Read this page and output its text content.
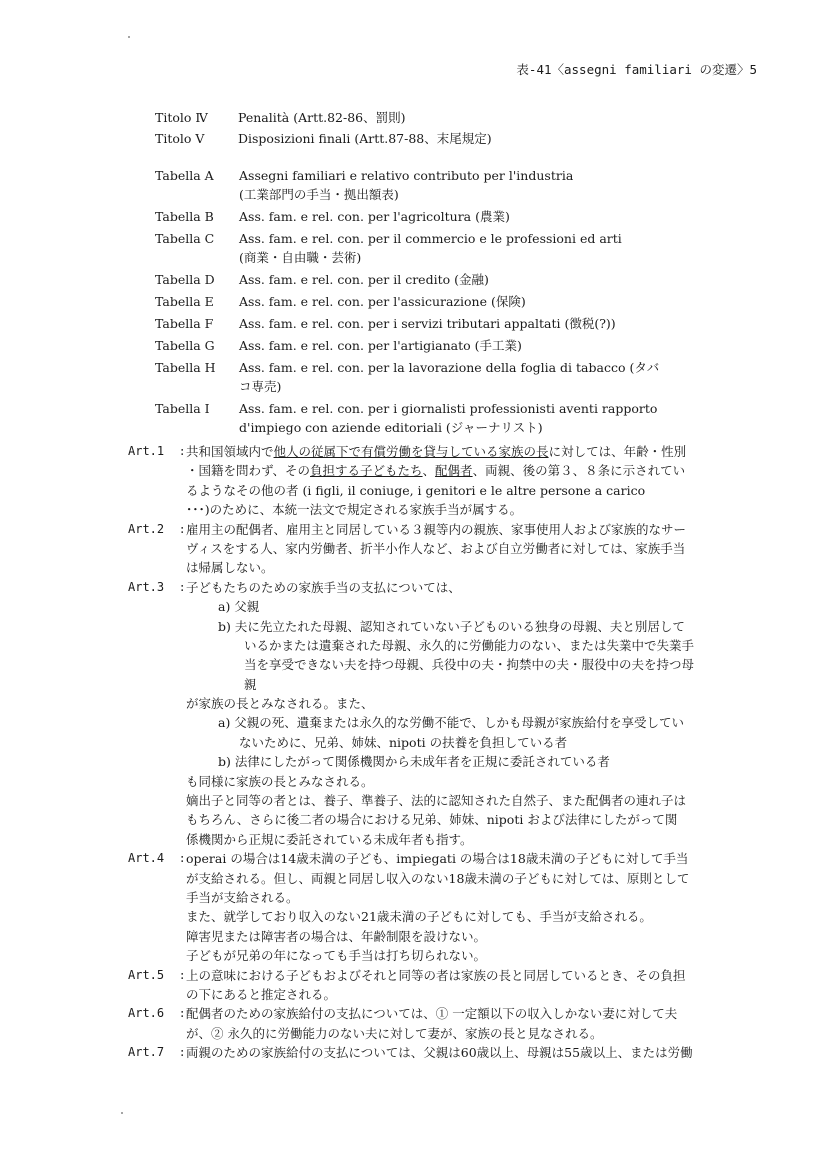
表-41〈assegni familiari の変遷〉5
Titolo Ⅳ	Penalità (Artt.82-86、罰則)
Titolo Ⅴ	Disposizioni finali (Artt.87-88、末尾規定)
Tabella A	Assegni familiari e relativo contributo per l'industria
(工業部門の手当・拠出額表)
Tabella B	Ass. fam. e rel. con. per l'agricoltura (農業)
Tabella C	Ass. fam. e rel. con. per il commercio e le professioni ed arti
(商業・自由職・芸術)
Tabella D	Ass. fam. e rel. con. per il credito (金融)
Tabella E	Ass. fam. e rel. con. per l'assicurazione (保険)
Tabella F	Ass. fam. e rel. con. per i servizi tributari appaltati (徴税(?))
Tabella G	Ass. fam. e rel. con. per l'artigianato (手工業)
Tabella H	Ass. fam. e rel. con. per la lavorazione della foglia di tabacco (タバ
コ専売)
Tabella I	Ass. fam. e rel. con. per i giornalisti professionisti aventi rapporto
d'impiego con aziende editoriali (ジャーナリスト)
Art.1	: 共和国領域内で他人の従属下で有償労働を貸与している家族の長に対しては、年齢・性別
・国籍を問わず、その負担する子どもたち、配偶者、両親、後の第３、８条に示されてい
るようなその他の者 (i figli, il coniuge, i genitori e le altre persone a carico
･･･)のために、本統一法文で規定される家族手当が属する。
Art.2	: 雇用主の配偶者、雇用主と同居している３親等内の親族、家事使用人および家族的なサー
ヴィスをする人、家内労働者、折半小作人など、および自立労働者に対しては、家族手当
は帰属しない。
Art.3	: 子どもたちのための家族手当の支払については、
a) 父親
b) 夫に先立たれた母親、認知されていない子どものいる独身の母親、夫と別居して
いるかまたは遺棄された母親、永久的に労働能力のない、または失業中で失業手
当を享受できない夫を持つ母親、兵役中の夫・拘禁中の夫・服役中の夫を持つ母
親
が家族の長とみなされる。また、
a) 父親の死、遺棄または永久的な労働不能で、しかも母親が家族給付を享受してい
ないために、兄弟、姉妹、nipoti の扶養を負担している者
b) 法律にしたがって関係機関から未成年者を正規に委託されている者
も同様に家族の長とみなされる。
嫡出子と同等の者とは、養子、準養子、法的に認知された自然子、また配偶者の連れ子は
もちろん、さらに後二者の場合における兄弟、姉妹、nipoti および法律にしたがって関
係機関から正規に委託されている未成年者も指す。
Art.4	: operai の場合は14歳未満の子ども、impiegati の場合は18歳未満の子どもに対して手当
が支給される。但し、両親と同居し収入のない18歳未満の子どもに対しては、原則として
手当が支給される。
また、就学しており収入のない21歳未満の子どもに対しても、手当が支給される。
障害児または障害者の場合は、年齢制限を設けない。
子どもが兄弟の年になっても手当は打ち切られない。
Art.5	: 上の意味における子どもおよびそれと同等の者は家族の長と同居しているとき、その負担
の下にあると推定される。
Art.6	: 配偶者のための家族給付の支払については、① 一定額以下の収入しかない妻に対して夫
が、② 永久的に労働能力のない夫に対して妻が、家族の長と見なされる。
Art.7	: 両親のための家族給付の支払については、父親は60歳以上、母親は55歳以上、または労働
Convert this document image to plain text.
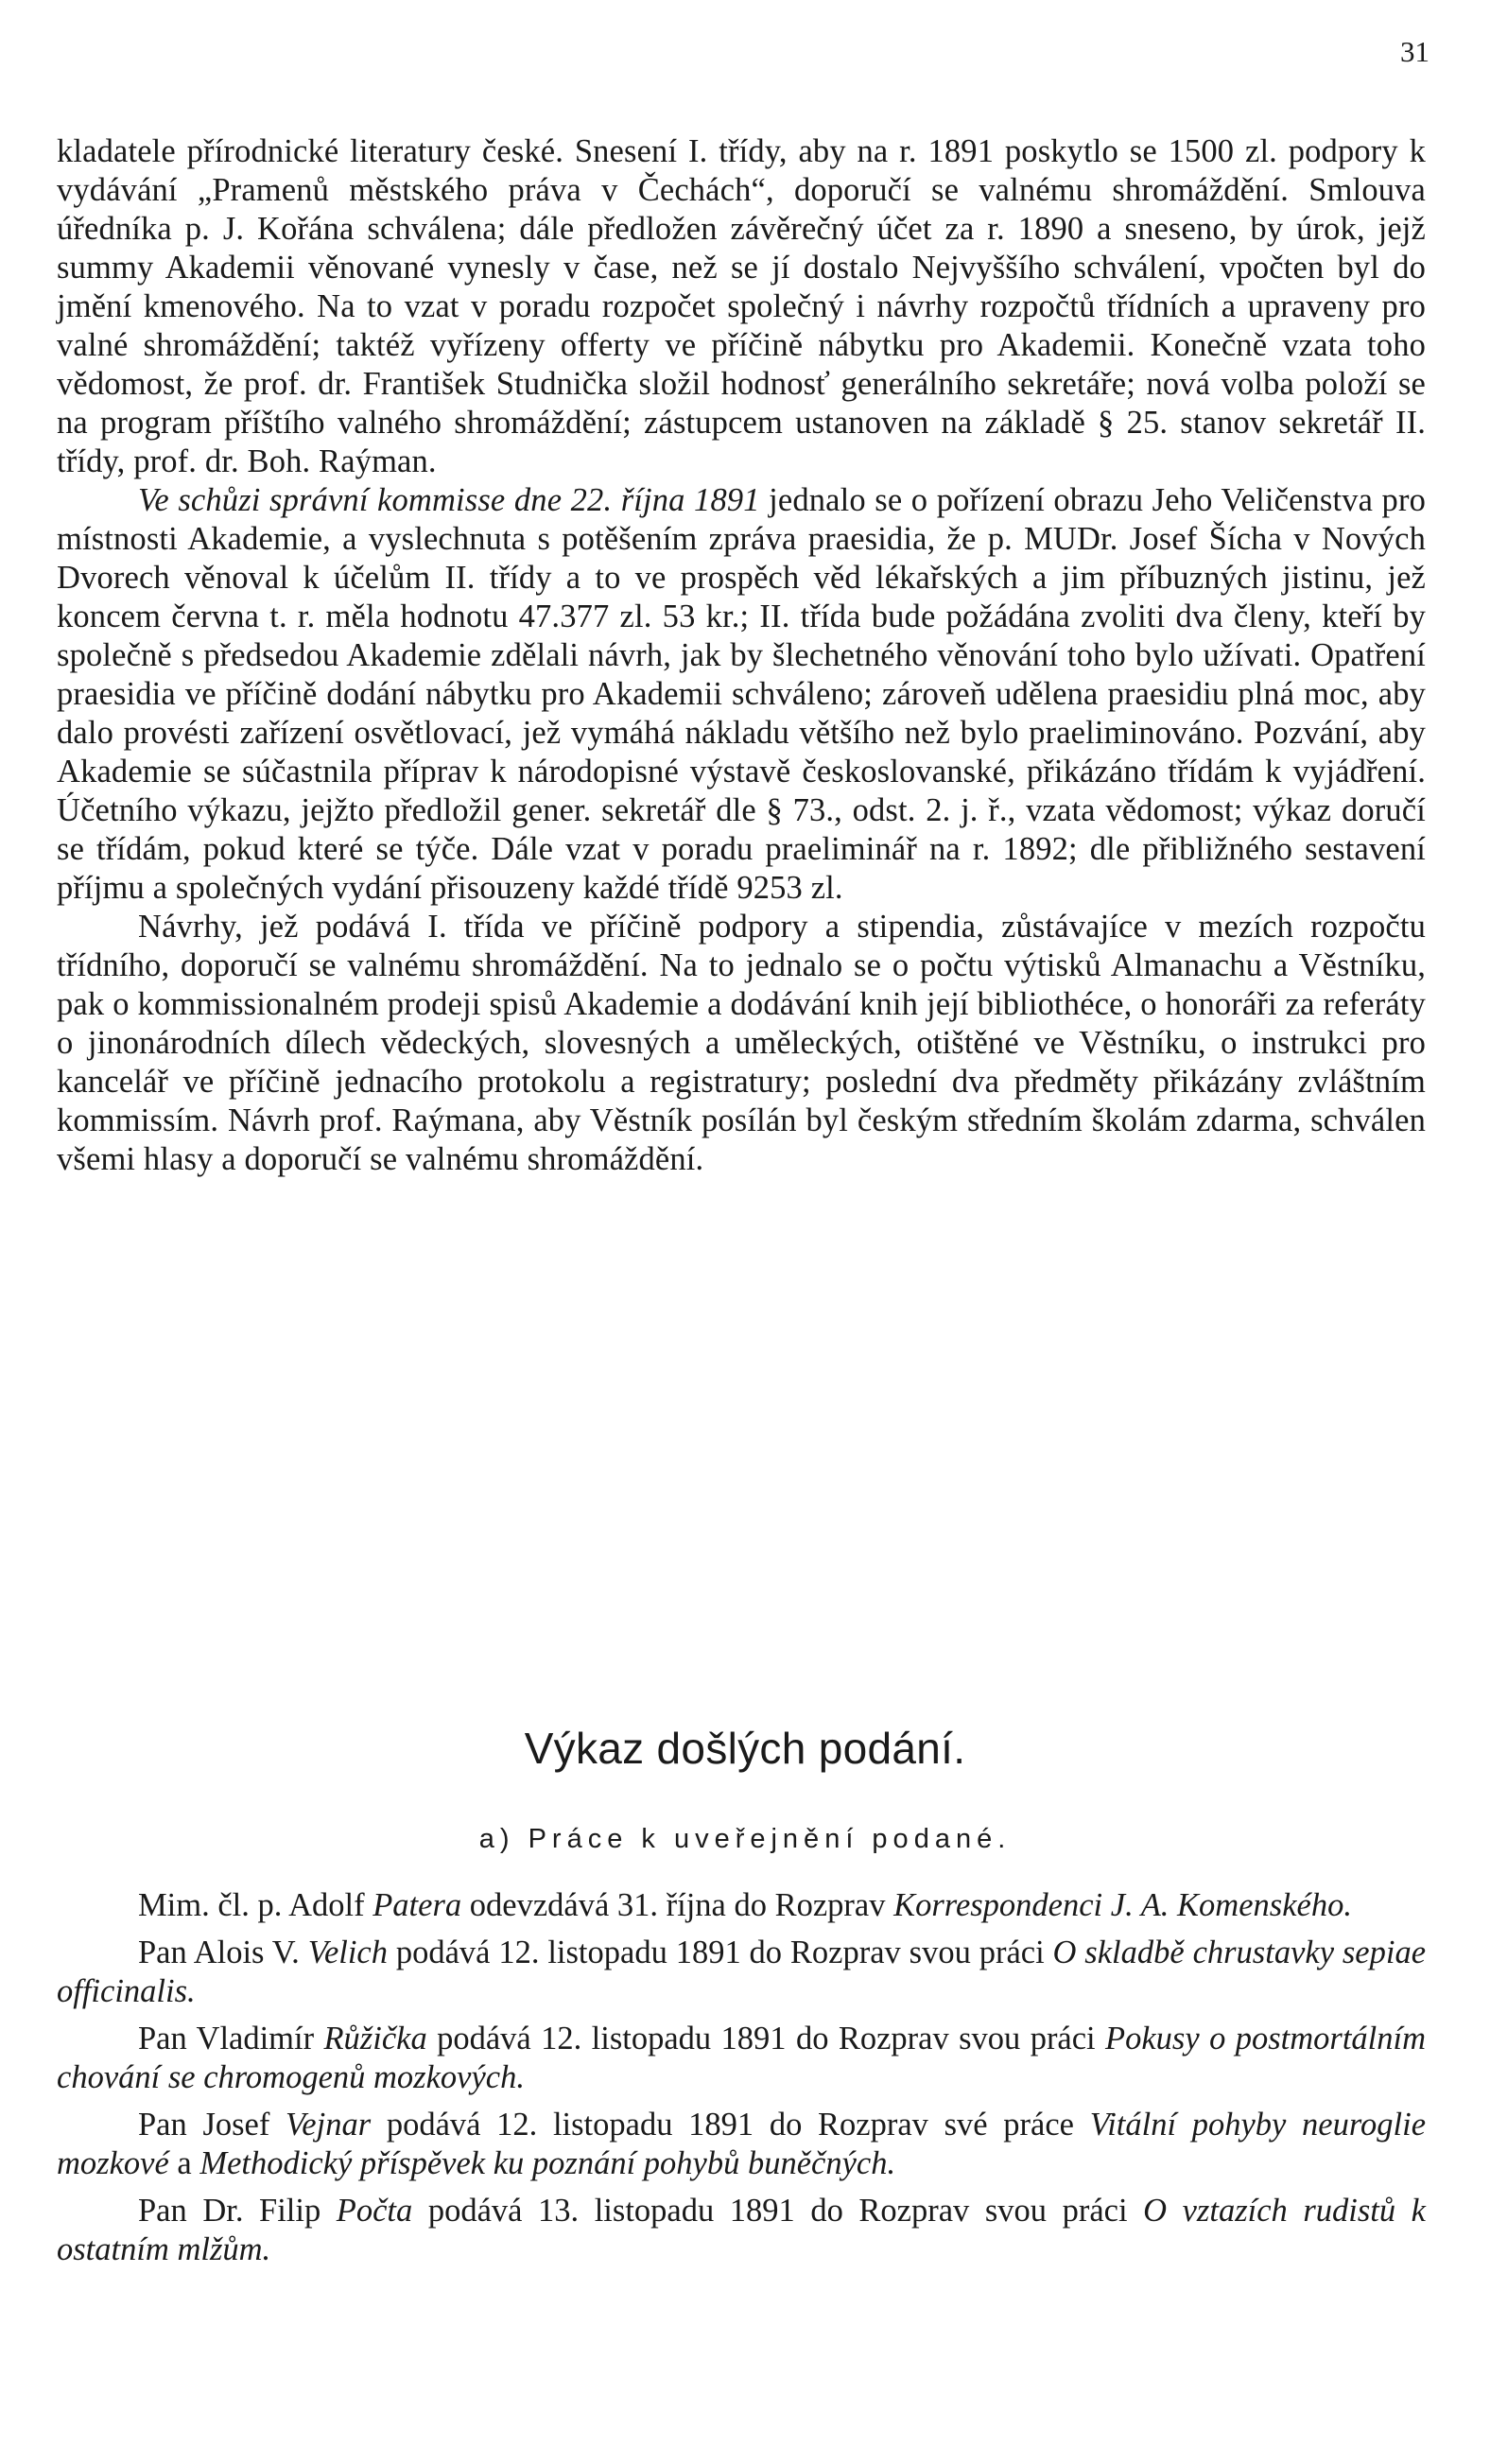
31

kladatele přírodnické literatury české. Snesení I. třídy, aby na r. 1891 poskytlo se 1500 zl. podpory k vydávání „Pramenů městského práva v Čechách“, doporučí se valnému shromáždění. Smlouva úředníka p. J. Kořána schválena; dále předložen závěrečný účet za r. 1890 a sneseno, by úrok, jejž summy Akademii věnované vynesly v čase, než se jí dostalo Nejvyššího schválení, vpočten byl do jmění kmenového. Na to vzat v poradu rozpočet společný i návrhy rozpočtů třídních a upraveny pro valné shromáždění; taktéž vyřízeny offerty ve příčině nábytku pro Akademii. Konečně vzata toho vědomost, že prof. dr. František Studnička složil hodnosť generálního sekretáře; nová volba položí se na program příštího valného shromáždění; zástupcem ustanoven na základě § 25. stanov sekretář II. třídy, prof. dr. Boh. Raýman.

Ve schůzi správní kommisse dne 22. října 1891 jednalo se o pořízení obrazu Jeho Veličenstva pro místnosti Akademie, a vyslechnuta s potěšením zpráva praesidia, že p. MUDr. Josef Šícha v Nových Dvorech věnoval k účelům II. třídy a to ve prospěch věd lékařských a jim příbuzných jistinu, jež koncem června t. r. měla hodnotu 47.377 zl. 53 kr.; II. třída bude požádána zvoliti dva členy, kteří by společně s předsedou Akademie zdělali návrh, jak by šlechetného věnování toho bylo užívati. Opatření praesidia ve příčině dodání nábytku pro Akademii schváleno; zároveň udělena praesidiu plná moc, aby dalo provésti zařízení osvětlovací, jež vymáhá nákladu většího než bylo praeliminováno. Pozvání, aby Akademie se súčastnila příprav k národopisné výstavě českoslovanské, přikázáno třídám k vyjádření. Účetního výkazu, jejžto předložil gener. sekretář dle § 73., odst. 2. j. ř., vzata vědomost; výkaz doručí se třídám, pokud které se týče. Dále vzat v poradu praeliminář na r. 1892; dle přibližného sestavení příjmu a společných vydání přisouzeny každé třídě 9253 zl.

Návrhy, jež podává I. třída ve příčině podpory a stipendia, zůstávajíce v mezích rozpočtu třídního, doporučí se valnému shromáždění. Na to jednalo se o počtu výtisků Almanachu a Věstníku, pak o kommissionalném prodeji spisů Akademie a dodávání knih její bibliothéce, o honoráři za referáty o jinonárodních dílech vědeckých, slovesných a uměleckých, otištěné ve Věstníku, o instrukci pro kancelář ve příčině jednacího protokolu a registratury; poslední dva předměty přikázány zvláštním kommissím. Návrh prof. Raýmana, aby Věstník posílán byl českým středním školám zdarma, schválen všemi hlasy a doporučí se valnému shromáždění.

Výkaz došlých podání.
a) Práce k uveřejnění podané.

Mim. čl. p. Adolf Patera odevzdává 31. října do Rozprav Korrespondenci J. A. Komenského.

Pan Alois V. Velich podává 12. listopadu 1891 do Rozprav svou práci O skladbě chrustavky sepiae officinalis.

Pan Vladimír Růžička podává 12. listopadu 1891 do Rozprav svou práci Pokusy o postmortálním chování se chromogenů mozkových.

Pan Josef Vejnar podává 12. listopadu 1891 do Rozprav své práce Vitální pohyby neuroglie mozkové a Methodický příspěvek ku poznání pohybů buněčných.

Pan Dr. Filip Počta podává 13. listopadu 1891 do Rozprav svou práci O vztazích rudistů k ostatním mlžům.
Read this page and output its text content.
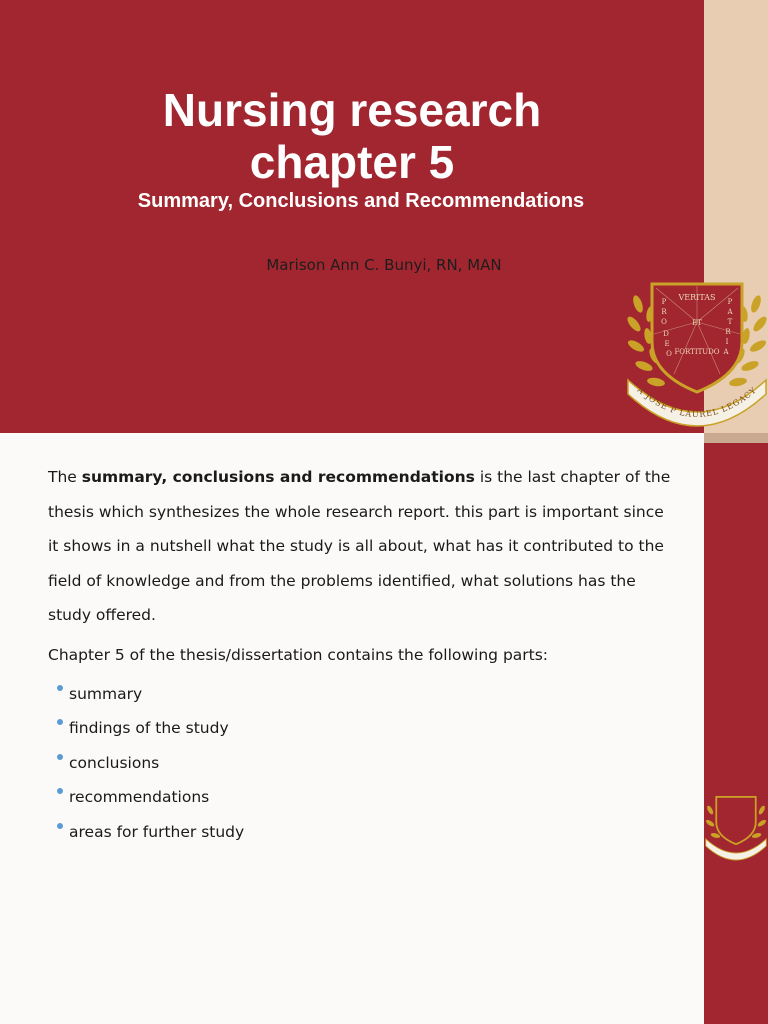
Nursing research
chapter 5
Summary, Conclusions and Recommendations
Marison Ann C. Bunyi, RN, MAN
VERITAS
ET
FORTITUDO
P
R
O
D
E
O
P
A
T
R
I
A
A JOSE P LAUREL LEGACY

The summary, conclusions and recommendations is the last chapter of the thesis which synthesizes the whole research report. this part is important since it shows in a nutshell what the study is all about, what has it contributed to the field of knowledge and from the problems identified, what solutions has the study offered.

Chapter 5 of the thesis/dissertation contains the following parts:

summary
findings of the study
conclusions
recommendations
areas for further study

────

__YOUR GOAL__: Every record above must be given again exactly; drop the pictures.

__EXERCISE RESPONSE__:
Read this page and output its text content.
表-41〈assegni familiari の変遷〉5
Titolo Ⅳ	Penalità (Artt.82-86、罰則)
Titolo Ⅴ	Disposizioni finali (Artt.87-88、末尾規定)
Tabella A	Assegni familiari e relativo contributo per l'industria
(工業部門の手当・拠出額表)
Tabella B	Ass. fam. e rel. con. per l'agricoltura (農業)
Tabella C	Ass. fam. e rel. con. per il commercio e le professioni ed arti
(商業・自由職・芸術)
Tabella D	Ass. fam. e rel. con. per il credito (金融)
Tabella E	Ass. fam. e rel. con. per l'assicurazione (保険)
Tabella F	Ass. fam. e rel. con. per i servizi tributari appaltati (徴税(?))
Tabella G	Ass. fam. e rel. con. per l'artigianato (手工業)
Tabella H	Ass. fam. e rel. con. per la lavorazione della foglia di tabacco (タバ
コ専売)
Tabella I	Ass. fam. e rel. con. per i giornalisti professionisti aventi rapporto
d'impiego con aziende editoriali (ジャーナリスト)
Art.1	: 共和国領域内で他人の従属下で有償労働を貸与している家族の長に対しては、年齢・性別
・国籍を問わず、その負担する子どもたち、配偶者、両親、後の第３、８条に示されてい
るようなその他の者 (i figli, il coniuge, i genitori e le altre persone a carico
･･･)のために、本統一法文で規定される家族手当が属する。
Art.2	: 雇用主の配偶者、雇用主と同居している３親等内の親族、家事使用人および家族的なサー
ヴィスをする人、家内労働者、折半小作人など、および自立労働者に対しては、家族手当
は帰属しない。
Art.3	: 子どもたちのための家族手当の支払については、
a) 父親
b) 夫に先立たれた母親、認知されていない子どものいる独身の母親、夫と別居して
いるかまたは遺棄された母親、永久的に労働能力のない、または失業中で失業手
当を享受できない夫を持つ母親、兵役中の夫・拘禁中の夫・服役中の夫を持つ母
親
が家族の長とみなされる。また、
a) 父親の死、遺棄または永久的な労働不能で、しかも母親が家族給付を享受してい
ないために、兄弟、姉妹、nipoti の扶養を負担している者
b) 法律にしたがって関係機関から未成年者を正規に委託されている者
も同様に家族の長とみなされる。
嫡出子と同等の者とは、養子、準養子、法的に認知された自然子、また配偶者の連れ子は
もちろん、さらに後二者の場合における兄弟、姉妹、nipoti および法律にしたがって関
係機関から正規に委託されている未成年者も指す。
Art.4	: operai の場合は14歳未満の子ども、impiegati の場合は18歳未満の子どもに対して手当
が支給される。但し、両親と同居し収入のない18歳未満の子どもに対しては、原則として
手当が支給される。
また、就学しており収入のない21歳未満の子どもに対しても、手当が支給される。
障害児または障害者の場合は、年齢制限を設けない。
子どもが兄弟の年になっても手当は打ち切られない。
Art.5	: 上の意味における子どもおよびそれと同等の者は家族の長と同居しているとき、その負担
の下にあると推定される。
Art.6	: 配偶者のための家族給付の支払については、① 一定額以下の収入しかない妻に対して夫
が、② 永久的に労働能力のない夫に対して妻が、家族の長と見なされる。
Art.7	: 両親のための家族給付の支払については、父親は60歳以上、母親は55歳以上、または労働
Convert this document image to plain text.
31

kladatele přírodnické literatury české. Snesení I. třídy, aby na r. 1891 poskytlo se 1500 zl. podpory k vydávání „Pramenů městského práva v Čechách“, doporučí se valnému shromáždění. Smlouva úředníka p. J. Kořána schválena; dále předložen závěrečný účet za r. 1890 a sneseno, by úrok, jejž summy Akademii věnované vynesly v čase, než se jí dostalo Nejvyššího schválení, vpočten byl do jmění kmenového. Na to vzat v poradu rozpočet společný i návrhy rozpočtů třídních a upraveny pro valné shromáždění; taktéž vyřízeny offerty ve příčině nábytku pro Akademii. Konečně vzata toho vědomost, že prof. dr. František Studnička složil hodnosť generálního sekretáře; nová volba položí se na program příštího valného shromáždění; zástupcem ustanoven na základě § 25. stanov sekretář II. třídy, prof. dr. Boh. Raýman.

Ve schůzi správní kommisse dne 22. října 1891 jednalo se o pořízení obrazu Jeho Veličenstva pro místnosti Akademie, a vyslechnuta s potěšením zpráva praesidia, že p. MUDr. Josef Šícha v Nových Dvorech věnoval k účelům II. třídy a to ve prospěch věd lékařských a jim příbuzných jistinu, jež koncem června t. r. měla hodnotu 47.377 zl. 53 kr.; II. třída bude požádána zvoliti dva členy, kteří by společně s předsedou Akademie zdělali návrh, jak by šlechetného věnování toho bylo užívati. Opatření praesidia ve příčině dodání nábytku pro Akademii schváleno; zároveň udělena praesidiu plná moc, aby dalo provésti zařízení osvětlovací, jež vymáhá nákladu většího než bylo praeliminováno. Pozvání, aby Akademie se súčastnila příprav k národopisné výstavě českoslovanské, přikázáno třídám k vyjádření. Účetního výkazu, jejžto předložil gener. sekretář dle § 73., odst. 2. j. ř., vzata vědomost; výkaz doručí se třídám, pokud které se týče. Dále vzat v poradu praeliminář na r. 1892; dle přibližného sestavení příjmu a společných vydání přisouzeny každé třídě 9253 zl.

Návrhy, jež podává I. třída ve příčině podpory a stipendia, zůstávajíce v mezích rozpočtu třídního, doporučí se valnému shromáždění. Na to jednalo se o počtu výtisků Almanachu a Věstníku, pak o kommissionalném prodeji spisů Akademie a dodávání knih její bibliothéce, o honoráři za referáty o jinonárodních dílech vědeckých, slovesných a uměleckých, otištěné ve Věstníku, o instrukci pro kancelář ve příčině jednacího protokolu a registratury; poslední dva předměty přikázány zvláštním kommissím. Návrh prof. Raýmana, aby Věstník posílán byl českým středním školám zdarma, schválen všemi hlasy a doporučí se valnému shromáždění.

Výkaz došlých podání.
a) Práce k uveřejnění podané.

Mim. čl. p. Adolf Patera odevzdává 31. října do Rozprav Korrespondenci J. A. Komenského.

Pan Alois V. Velich podává 12. listopadu 1891 do Rozprav svou práci O skladbě chrustavky sepiae officinalis.

Pan Vladimír Růžička podává 12. listopadu 1891 do Rozprav svou práci Pokusy o postmortálním chování se chromogenů mozkových.

Pan Josef Vejnar podává 12. listopadu 1891 do Rozprav své práce Vitální pohyby neuroglie mozkové a Methodický příspěvek ku poznání pohybů buněčných.

Pan Dr. Filip Počta podává 13. listopadu 1891 do Rozprav svou práci O vztazích rudistů k ostatním mlžům.
Read this page and output its text content.
Nursing research
chapter 5
Summary, Conclusions and Recommendations
Marison Ann C. Bunyi, RN, MAN
VERITAS
ET
FORTITUDO
P
R
O
D
E
O
P
A
T
R
I
A
A JOSE P LAUREL LEGACY

The summary, conclusions and recommendations is the last chapter of the thesis which synthesizes the whole research report. this part is important since it shows in a nutshell what the study is all about, what has it contributed to the field of knowledge and from the problems identified, what solutions has the study offered.

Chapter 5 of the thesis/dissertation contains the following parts:

summary
findings of the study
conclusions
recommendations
areas for further study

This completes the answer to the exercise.